● SHORT TASK
Transcribe each of the records below exactly, excluding all pictures.

● EXTRACTED ENTRIES

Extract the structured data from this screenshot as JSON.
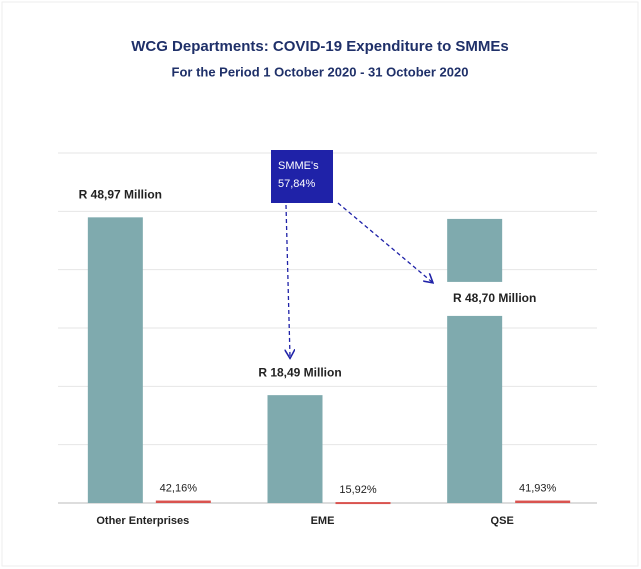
{
  "chart_data": {
    "type": "bar",
    "title": "WCG Departments: COVID-19 Expenditure to SMMEs",
    "subtitle": "For the Period 1 October 2020 - 31 October 2020",
    "categories": [
      "Other Enterprises",
      "EME",
      "QSE"
    ],
    "series": [
      {
        "color": "#7faaae",
        "values": [
          48.97,
          18.49,
          48.7
        ],
        "value_labels": [
          "R 48,97 Million",
          "R 18,49 Million",
          "R 48,70 Million"
        ]
      },
      {
        "color": "#d9534f",
        "values": [
          0.4216,
          0.1592,
          0.4193
        ],
        "value_labels": [
          "42,16%",
          "15,92%",
          "41,93%"
        ]
      }
    ],
    "ylim": [
      0,
      60
    ],
    "yticks": [
      0,
      10,
      20,
      30,
      40,
      50,
      60
    ],
    "grid": true,
    "tick_labels": false,
    "annotation": {
      "lines": [
        "SMME's",
        "57,84%"
      ],
      "color": "#1f22a8"
    }
  }
}
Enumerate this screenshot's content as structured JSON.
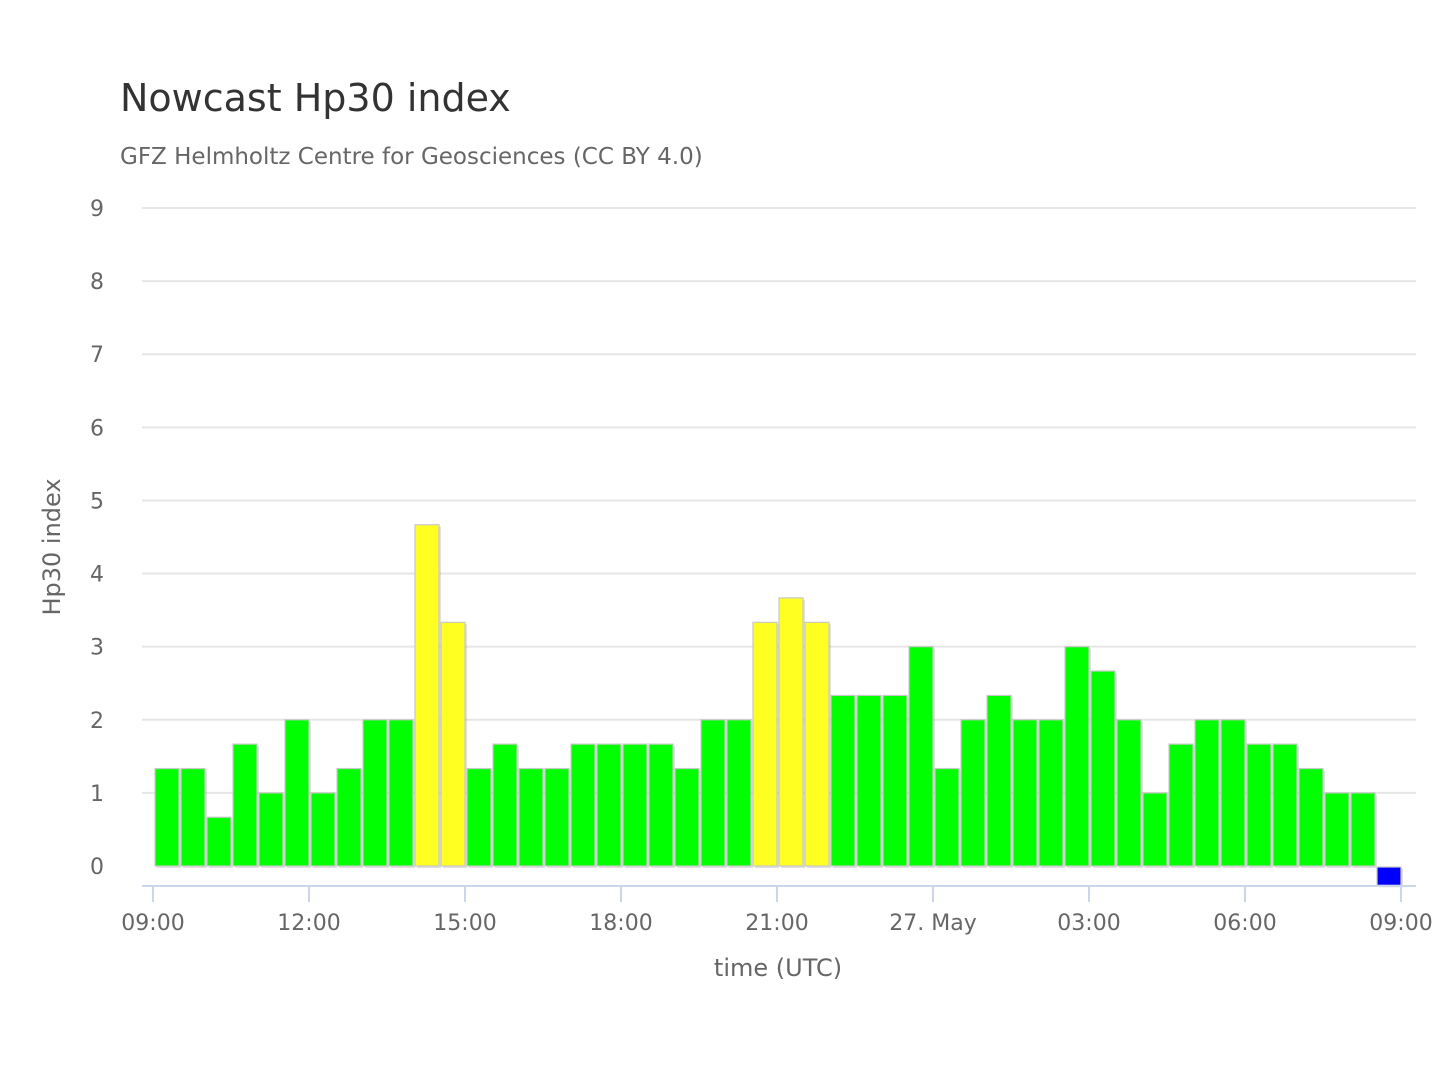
{
  "chart_data": {
    "type": "bar",
    "title": "Nowcast Hp30 index",
    "subtitle": "GFZ Helmholtz Centre for Geosciences (CC BY 4.0)",
    "xlabel": "time (UTC)",
    "ylabel": "Hp30 index",
    "ylim": [
      0,
      9
    ],
    "yticks": [
      0,
      1,
      2,
      3,
      4,
      5,
      6,
      7,
      8,
      9
    ],
    "x_start": "09:00",
    "bar_interval_minutes": 30,
    "xtick_labels": [
      "09:00",
      "12:00",
      "15:00",
      "18:00",
      "21:00",
      "27. May",
      "03:00",
      "06:00",
      "09:00"
    ],
    "xtick_hours": [
      0,
      3,
      6,
      9,
      12,
      15,
      18,
      21,
      24
    ],
    "grid": true,
    "legend": "none",
    "colors": {
      "green": "#00ff00",
      "yellow": "#ffff22",
      "blue": "#0000ff",
      "grid": "#e6e6e6",
      "axis": "#ccd6eb",
      "bar_border": "#c8c8c8"
    },
    "bars": [
      {
        "time": "09:00",
        "value": 1.333,
        "color": "green"
      },
      {
        "time": "09:30",
        "value": 1.333,
        "color": "green"
      },
      {
        "time": "10:00",
        "value": 0.667,
        "color": "green"
      },
      {
        "time": "10:30",
        "value": 1.667,
        "color": "green"
      },
      {
        "time": "11:00",
        "value": 1.0,
        "color": "green"
      },
      {
        "time": "11:30",
        "value": 2.0,
        "color": "green"
      },
      {
        "time": "12:00",
        "value": 1.0,
        "color": "green"
      },
      {
        "time": "12:30",
        "value": 1.333,
        "color": "green"
      },
      {
        "time": "13:00",
        "value": 2.0,
        "color": "green"
      },
      {
        "time": "13:30",
        "value": 2.0,
        "color": "green"
      },
      {
        "time": "14:00",
        "value": 4.667,
        "color": "yellow"
      },
      {
        "time": "14:30",
        "value": 3.333,
        "color": "yellow"
      },
      {
        "time": "15:00",
        "value": 1.333,
        "color": "green"
      },
      {
        "time": "15:30",
        "value": 1.667,
        "color": "green"
      },
      {
        "time": "16:00",
        "value": 1.333,
        "color": "green"
      },
      {
        "time": "16:30",
        "value": 1.333,
        "color": "green"
      },
      {
        "time": "17:00",
        "value": 1.667,
        "color": "green"
      },
      {
        "time": "17:30",
        "value": 1.667,
        "color": "green"
      },
      {
        "time": "18:00",
        "value": 1.667,
        "color": "green"
      },
      {
        "time": "18:30",
        "value": 1.667,
        "color": "green"
      },
      {
        "time": "19:00",
        "value": 1.333,
        "color": "green"
      },
      {
        "time": "19:30",
        "value": 2.0,
        "color": "green"
      },
      {
        "time": "20:00",
        "value": 2.0,
        "color": "green"
      },
      {
        "time": "20:30",
        "value": 3.333,
        "color": "yellow"
      },
      {
        "time": "21:00",
        "value": 3.667,
        "color": "yellow"
      },
      {
        "time": "21:30",
        "value": 3.333,
        "color": "yellow"
      },
      {
        "time": "22:00",
        "value": 2.333,
        "color": "green"
      },
      {
        "time": "22:30",
        "value": 2.333,
        "color": "green"
      },
      {
        "time": "23:00",
        "value": 2.333,
        "color": "green"
      },
      {
        "time": "23:30",
        "value": 3.0,
        "color": "green"
      },
      {
        "time": "00:00",
        "value": 1.333,
        "color": "green"
      },
      {
        "time": "00:30",
        "value": 2.0,
        "color": "green"
      },
      {
        "time": "01:00",
        "value": 2.333,
        "color": "green"
      },
      {
        "time": "01:30",
        "value": 2.0,
        "color": "green"
      },
      {
        "time": "02:00",
        "value": 2.0,
        "color": "green"
      },
      {
        "time": "02:30",
        "value": 3.0,
        "color": "green"
      },
      {
        "time": "03:00",
        "value": 2.667,
        "color": "green"
      },
      {
        "time": "03:30",
        "value": 2.0,
        "color": "green"
      },
      {
        "time": "04:00",
        "value": 1.0,
        "color": "green"
      },
      {
        "time": "04:30",
        "value": 1.667,
        "color": "green"
      },
      {
        "time": "05:00",
        "value": 2.0,
        "color": "green"
      },
      {
        "time": "05:30",
        "value": 2.0,
        "color": "green"
      },
      {
        "time": "06:00",
        "value": 1.667,
        "color": "green"
      },
      {
        "time": "06:30",
        "value": 1.667,
        "color": "green"
      },
      {
        "time": "07:00",
        "value": 1.333,
        "color": "green"
      },
      {
        "time": "07:30",
        "value": 1.0,
        "color": "green"
      },
      {
        "time": "08:00",
        "value": 1.0,
        "color": "green"
      },
      {
        "time": "08:30",
        "value": -0.25,
        "color": "blue"
      }
    ]
  }
}
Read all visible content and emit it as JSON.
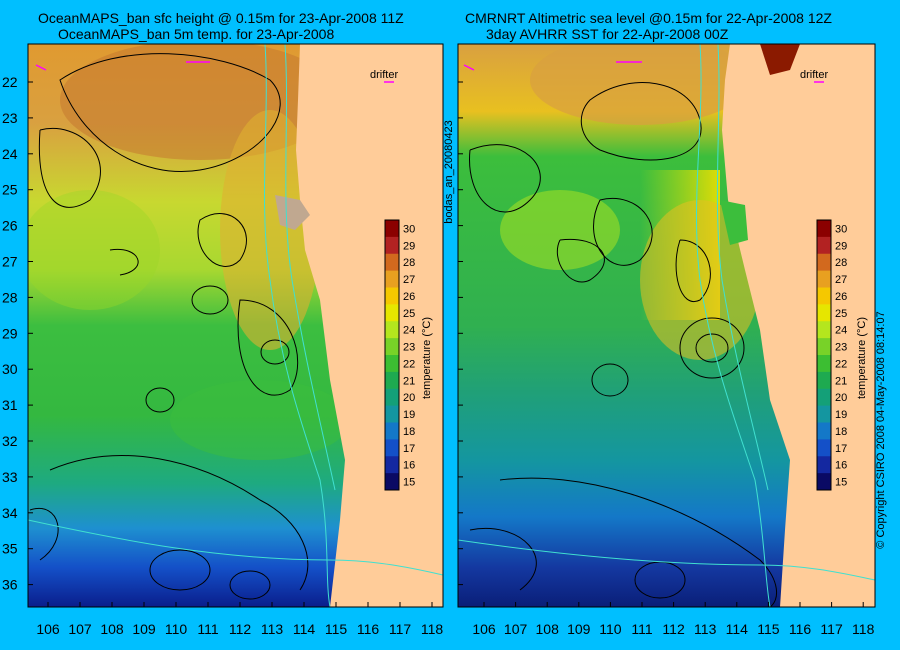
{
  "left_panel": {
    "title_line1": "OceanMAPS_ban sfc height @ 0.15m for 23-Apr-2008 11Z",
    "title_line2": "OceanMAPS_ban 5m temp. for 23-Apr-2008"
  },
  "right_panel": {
    "title_line1": "CMRNRT Altimetric sea level  @0.15m  for 22-Apr-2008 12Z",
    "title_line2": "3day AVHRR SST for 22-Apr-2008 00Z"
  },
  "drifter_label": "drifter",
  "center_label": "bodas_an_20080423",
  "side_label": "© Copyright CSIRO 2008   04-May-2008 08:14:07",
  "colorbar": {
    "label": "temperature (°C)",
    "ticks": [
      "30",
      "29",
      "28",
      "27",
      "26",
      "25",
      "24",
      "23",
      "22",
      "21",
      "20",
      "19",
      "18",
      "17",
      "16",
      "15"
    ],
    "colors": [
      "#8b0000",
      "#b22222",
      "#d2691e",
      "#e8a020",
      "#f5c800",
      "#e6e600",
      "#b4e61e",
      "#78d228",
      "#3cbe32",
      "#1eaa50",
      "#14a078",
      "#1496a0",
      "#1478c8",
      "#1450c8",
      "#1428a0",
      "#0a0a64"
    ]
  },
  "axes": {
    "lat_ticks": [
      "22",
      "23",
      "24",
      "25",
      "26",
      "27",
      "28",
      "29",
      "30",
      "31",
      "32",
      "33",
      "34",
      "35",
      "36"
    ],
    "lon_ticks": [
      "106",
      "107",
      "108",
      "109",
      "110",
      "111",
      "112",
      "113",
      "114",
      "115",
      "116",
      "117",
      "118"
    ]
  },
  "colors": {
    "background": "#00bfff",
    "land": "#ffcc99",
    "contour_ssh": "#000000",
    "isobath": "#40e0d0",
    "drifter": "#ff00ff"
  }
}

● CORRECT ANSWER
Extract the structured data from this screenshot as JSON.
{
  "chart_data": {
    "type": "bar",
    "title": "WCG Departments: COVID-19 Expenditure to SMMEs",
    "subtitle": "For the Period 1 October 2020 - 31 October 2020",
    "categories": [
      "Other Enterprises",
      "EME",
      "QSE"
    ],
    "series": [
      {
        "color": "#7faaae",
        "values": [
          48.97,
          18.49,
          48.7
        ],
        "value_labels": [
          "R 48,97 Million",
          "R 18,49 Million",
          "R 48,70 Million"
        ]
      },
      {
        "color": "#d9534f",
        "values": [
          0.4216,
          0.1592,
          0.4193
        ],
        "value_labels": [
          "42,16%",
          "15,92%",
          "41,93%"
        ]
      }
    ],
    "ylim": [
      0,
      60
    ],
    "yticks": [
      0,
      10,
      20,
      30,
      40,
      50,
      60
    ],
    "grid": true,
    "tick_labels": false,
    "annotation": {
      "lines": [
        "SMME's",
        "57,84%"
      ],
      "color": "#1f22a8"
    }
  }
}
Enumerate this screenshot's content as structured JSON.
{
  "chart_data": {
    "type": "bar",
    "title": "Nowcast Hp30 index",
    "subtitle": "GFZ Helmholtz Centre for Geosciences (CC BY 4.0)",
    "xlabel": "time (UTC)",
    "ylabel": "Hp30 index",
    "ylim": [
      0,
      9
    ],
    "yticks": [
      0,
      1,
      2,
      3,
      4,
      5,
      6,
      7,
      8,
      9
    ],
    "x_start": "09:00",
    "bar_interval_minutes": 30,
    "xtick_labels": [
      "09:00",
      "12:00",
      "15:00",
      "18:00",
      "21:00",
      "27. May",
      "03:00",
      "06:00",
      "09:00"
    ],
    "xtick_hours": [
      0,
      3,
      6,
      9,
      12,
      15,
      18,
      21,
      24
    ],
    "grid": true,
    "legend": "none",
    "colors": {
      "green": "#00ff00",
      "yellow": "#ffff22",
      "blue": "#0000ff",
      "grid": "#e6e6e6",
      "axis": "#ccd6eb",
      "bar_border": "#c8c8c8"
    },
    "bars": [
      {
        "time": "09:00",
        "value": 1.333,
        "color": "green"
      },
      {
        "time": "09:30",
        "value": 1.333,
        "color": "green"
      },
      {
        "time": "10:00",
        "value": 0.667,
        "color": "green"
      },
      {
        "time": "10:30",
        "value": 1.667,
        "color": "green"
      },
      {
        "time": "11:00",
        "value": 1.0,
        "color": "green"
      },
      {
        "time": "11:30",
        "value": 2.0,
        "color": "green"
      },
      {
        "time": "12:00",
        "value": 1.0,
        "color": "green"
      },
      {
        "time": "12:30",
        "value": 1.333,
        "color": "green"
      },
      {
        "time": "13:00",
        "value": 2.0,
        "color": "green"
      },
      {
        "time": "13:30",
        "value": 2.0,
        "color": "green"
      },
      {
        "time": "14:00",
        "value": 4.667,
        "color": "yellow"
      },
      {
        "time": "14:30",
        "value": 3.333,
        "color": "yellow"
      },
      {
        "time": "15:00",
        "value": 1.333,
        "color": "green"
      },
      {
        "time": "15:30",
        "value": 1.667,
        "color": "green"
      },
      {
        "time": "16:00",
        "value": 1.333,
        "color": "green"
      },
      {
        "time": "16:30",
        "value": 1.333,
        "color": "green"
      },
      {
        "time": "17:00",
        "value": 1.667,
        "color": "green"
      },
      {
        "time": "17:30",
        "value": 1.667,
        "color": "green"
      },
      {
        "time": "18:00",
        "value": 1.667,
        "color": "green"
      },
      {
        "time": "18:30",
        "value": 1.667,
        "color": "green"
      },
      {
        "time": "19:00",
        "value": 1.333,
        "color": "green"
      },
      {
        "time": "19:30",
        "value": 2.0,
        "color": "green"
      },
      {
        "time": "20:00",
        "value": 2.0,
        "color": "green"
      },
      {
        "time": "20:30",
        "value": 3.333,
        "color": "yellow"
      },
      {
        "time": "21:00",
        "value": 3.667,
        "color": "yellow"
      },
      {
        "time": "21:30",
        "value": 3.333,
        "color": "yellow"
      },
      {
        "time": "22:00",
        "value": 2.333,
        "color": "green"
      },
      {
        "time": "22:30",
        "value": 2.333,
        "color": "green"
      },
      {
        "time": "23:00",
        "value": 2.333,
        "color": "green"
      },
      {
        "time": "23:30",
        "value": 3.0,
        "color": "green"
      },
      {
        "time": "00:00",
        "value": 1.333,
        "color": "green"
      },
      {
        "time": "00:30",
        "value": 2.0,
        "color": "green"
      },
      {
        "time": "01:00",
        "value": 2.333,
        "color": "green"
      },
      {
        "time": "01:30",
        "value": 2.0,
        "color": "green"
      },
      {
        "time": "02:00",
        "value": 2.0,
        "color": "green"
      },
      {
        "time": "02:30",
        "value": 3.0,
        "color": "green"
      },
      {
        "time": "03:00",
        "value": 2.667,
        "color": "green"
      },
      {
        "time": "03:30",
        "value": 2.0,
        "color": "green"
      },
      {
        "time": "04:00",
        "value": 1.0,
        "color": "green"
      },
      {
        "time": "04:30",
        "value": 1.667,
        "color": "green"
      },
      {
        "time": "05:00",
        "value": 2.0,
        "color": "green"
      },
      {
        "time": "05:30",
        "value": 2.0,
        "color": "green"
      },
      {
        "time": "06:00",
        "value": 1.667,
        "color": "green"
      },
      {
        "time": "06:30",
        "value": 1.667,
        "color": "green"
      },
      {
        "time": "07:00",
        "value": 1.333,
        "color": "green"
      },
      {
        "time": "07:30",
        "value": 1.0,
        "color": "green"
      },
      {
        "time": "08:00",
        "value": 1.0,
        "color": "green"
      },
      {
        "time": "08:30",
        "value": -0.25,
        "color": "blue"
      }
    ]
  }
}
Read all visible content and emit it as JSON.
{
  "left_panel": {
    "title_line1": "OceanMAPS_ban sfc height @ 0.15m for 23-Apr-2008 11Z",
    "title_line2": "OceanMAPS_ban 5m temp. for 23-Apr-2008"
  },
  "right_panel": {
    "title_line1": "CMRNRT Altimetric sea level  @0.15m  for 22-Apr-2008 12Z",
    "title_line2": "3day AVHRR SST for 22-Apr-2008 00Z"
  },
  "drifter_label": "drifter",
  "center_label": "bodas_an_20080423",
  "side_label": "© Copyright CSIRO 2008   04-May-2008 08:14:07",
  "colorbar": {
    "label": "temperature (°C)",
    "ticks": [
      "30",
      "29",
      "28",
      "27",
      "26",
      "25",
      "24",
      "23",
      "22",
      "21",
      "20",
      "19",
      "18",
      "17",
      "16",
      "15"
    ],
    "colors": [
      "#8b0000",
      "#b22222",
      "#d2691e",
      "#e8a020",
      "#f5c800",
      "#e6e600",
      "#b4e61e",
      "#78d228",
      "#3cbe32",
      "#1eaa50",
      "#14a078",
      "#1496a0",
      "#1478c8",
      "#1450c8",
      "#1428a0",
      "#0a0a64"
    ]
  },
  "axes": {
    "lat_ticks": [
      "22",
      "23",
      "24",
      "25",
      "26",
      "27",
      "28",
      "29",
      "30",
      "31",
      "32",
      "33",
      "34",
      "35",
      "36"
    ],
    "lon_ticks": [
      "106",
      "107",
      "108",
      "109",
      "110",
      "111",
      "112",
      "113",
      "114",
      "115",
      "116",
      "117",
      "118"
    ]
  },
  "colors": {
    "background": "#00bfff",
    "land": "#ffcc99",
    "contour_ssh": "#000000",
    "isobath": "#40e0d0",
    "drifter": "#ff00ff"
  }
}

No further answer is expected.